→ Your task
Do not include the pictures; repeat the rest of the data exactly.

— Begin Stored data —

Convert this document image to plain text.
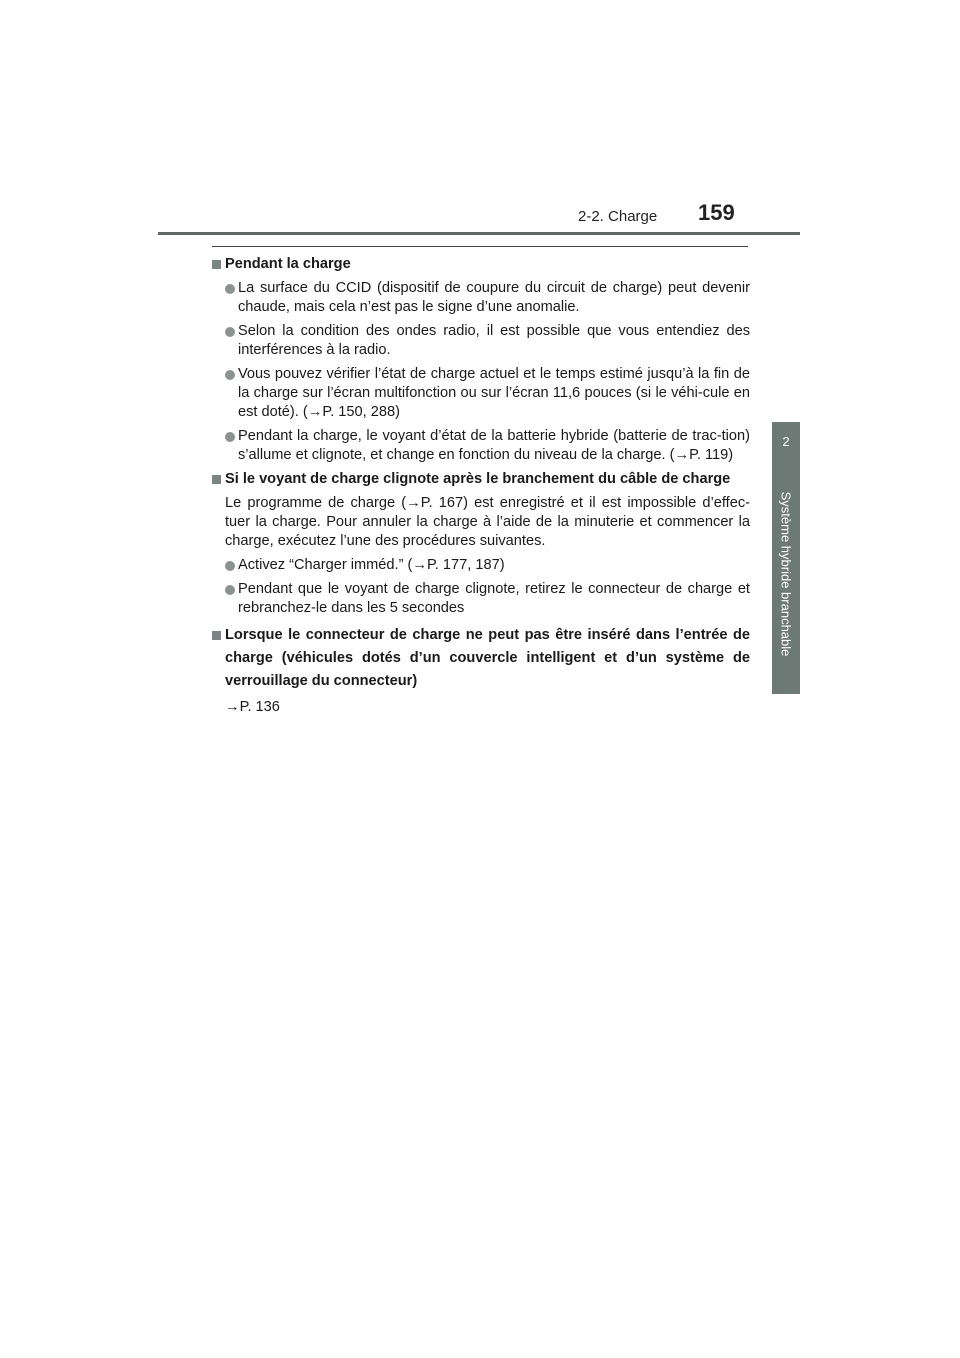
2-2. Charge 159
2
Système hybride branchable
Pendant la charge
La surface du CCID (dispositif de coupure du circuit de charge) peut devenir chaude, mais cela n’est pas le signe d’une anomalie.
Selon la condition des ondes radio, il est possible que vous entendiez des interférences à la radio.
Vous pouvez vérifier l’état de charge actuel et le temps estimé jusqu’à la fin de la charge sur l’écran multifonction ou sur l’écran 11,6 pouces (si le véhi-cule en est doté). (→P. 150, 288)
Pendant la charge, le voyant d’état de la batterie hybride (batterie de trac-tion) s’allume et clignote, et change en fonction du niveau de la charge. (→P. 119)
Si le voyant de charge clignote après le branchement du câble de charge
Le programme de charge (→P. 167) est enregistré et il est impossible d’effec-tuer la charge. Pour annuler la charge à l’aide de la minuterie et commencer la charge, exécutez l’une des procédures suivantes.
Activez “Charger imméd.” (→P. 177, 187)
Pendant que le voyant de charge clignote, retirez le connecteur de charge et rebranchez-le dans les 5 secondes
Lorsque le connecteur de charge ne peut pas être inséré dans l’entrée de charge (véhicules dotés d’un couvercle intelligent et d’un système de verrouillage du connecteur)
→P. 136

— End Stored data —

→ Correct answer
Convert this document image to plain text.
2-2. Charge 159
2
Système hybride branchable
Pendant la charge
La surface du CCID (dispositif de coupure du circuit de charge) peut devenir chaude, mais cela n’est pas le signe d’une anomalie.
Selon la condition des ondes radio, il est possible que vous entendiez des interférences à la radio.
Vous pouvez vérifier l’état de charge actuel et le temps estimé jusqu’à la fin de la charge sur l’écran multifonction ou sur l’écran 11,6 pouces (si le véhi-cule en est doté). (→P. 150, 288)
Pendant la charge, le voyant d’état de la batterie hybride (batterie de trac-tion) s’allume et clignote, et change en fonction du niveau de la charge. (→P. 119)
Si le voyant de charge clignote après le branchement du câble de charge
Le programme de charge (→P. 167) est enregistré et il est impossible d’effec-tuer la charge. Pour annuler la charge à l’aide de la minuterie et commencer la charge, exécutez l’une des procédures suivantes.
Activez “Charger imméd.” (→P. 177, 187)
Pendant que le voyant de charge clignote, retirez le connecteur de charge et rebranchez-le dans les 5 secondes
Lorsque le connecteur de charge ne peut pas être inséré dans l’entrée de charge (véhicules dotés d’un couvercle intelligent et d’un système de verrouillage du connecteur)
→P. 136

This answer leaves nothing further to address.